Dataset records:
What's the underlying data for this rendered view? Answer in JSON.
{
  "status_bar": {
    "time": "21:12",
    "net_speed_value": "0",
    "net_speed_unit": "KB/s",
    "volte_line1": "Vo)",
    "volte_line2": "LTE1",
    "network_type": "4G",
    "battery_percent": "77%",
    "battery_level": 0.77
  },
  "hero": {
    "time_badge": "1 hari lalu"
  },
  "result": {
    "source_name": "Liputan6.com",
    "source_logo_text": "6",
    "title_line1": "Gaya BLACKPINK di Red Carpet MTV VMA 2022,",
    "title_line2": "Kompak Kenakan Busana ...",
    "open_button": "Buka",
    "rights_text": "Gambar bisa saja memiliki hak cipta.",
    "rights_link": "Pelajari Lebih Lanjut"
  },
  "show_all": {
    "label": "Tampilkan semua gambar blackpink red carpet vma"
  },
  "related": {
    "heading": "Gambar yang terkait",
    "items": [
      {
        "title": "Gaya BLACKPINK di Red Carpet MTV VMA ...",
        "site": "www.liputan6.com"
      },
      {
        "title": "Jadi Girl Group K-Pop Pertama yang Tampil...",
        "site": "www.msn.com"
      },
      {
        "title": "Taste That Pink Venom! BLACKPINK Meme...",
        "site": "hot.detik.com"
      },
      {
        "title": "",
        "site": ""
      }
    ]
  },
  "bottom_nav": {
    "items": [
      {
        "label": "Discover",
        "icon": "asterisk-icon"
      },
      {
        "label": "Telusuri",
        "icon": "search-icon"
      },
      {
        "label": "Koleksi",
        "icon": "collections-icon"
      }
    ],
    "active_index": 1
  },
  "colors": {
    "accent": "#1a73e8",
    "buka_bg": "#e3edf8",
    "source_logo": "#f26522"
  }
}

Written request:
Repeat every entry exactly, please.

Exercise output:
What's the underlying data for this rendered view? Answer in JSON.
{
  "status_bar": {
    "time": "21:12",
    "net_speed_value": "0",
    "net_speed_unit": "KB/s",
    "volte_line1": "Vo)",
    "volte_line2": "LTE1",
    "network_type": "4G",
    "battery_percent": "77%",
    "battery_level": 0.77
  },
  "hero": {
    "time_badge": "1 hari lalu"
  },
  "result": {
    "source_name": "Liputan6.com",
    "source_logo_text": "6",
    "title_line1": "Gaya BLACKPINK di Red Carpet MTV VMA 2022,",
    "title_line2": "Kompak Kenakan Busana ...",
    "open_button": "Buka",
    "rights_text": "Gambar bisa saja memiliki hak cipta.",
    "rights_link": "Pelajari Lebih Lanjut"
  },
  "show_all": {
    "label": "Tampilkan semua gambar blackpink red carpet vma"
  },
  "related": {
    "heading": "Gambar yang terkait",
    "items": [
      {
        "title": "Gaya BLACKPINK di Red Carpet MTV VMA ...",
        "site": "www.liputan6.com"
      },
      {
        "title": "Jadi Girl Group K-Pop Pertama yang Tampil...",
        "site": "www.msn.com"
      },
      {
        "title": "Taste That Pink Venom! BLACKPINK Meme...",
        "site": "hot.detik.com"
      },
      {
        "title": "",
        "site": ""
      }
    ]
  },
  "bottom_nav": {
    "items": [
      {
        "label": "Discover",
        "icon": "asterisk-icon"
      },
      {
        "label": "Telusuri",
        "icon": "search-icon"
      },
      {
        "label": "Koleksi",
        "icon": "collections-icon"
      }
    ],
    "active_index": 1
  },
  "colors": {
    "accent": "#1a73e8",
    "buka_bg": "#e3edf8",
    "source_logo": "#f26522"
  }
}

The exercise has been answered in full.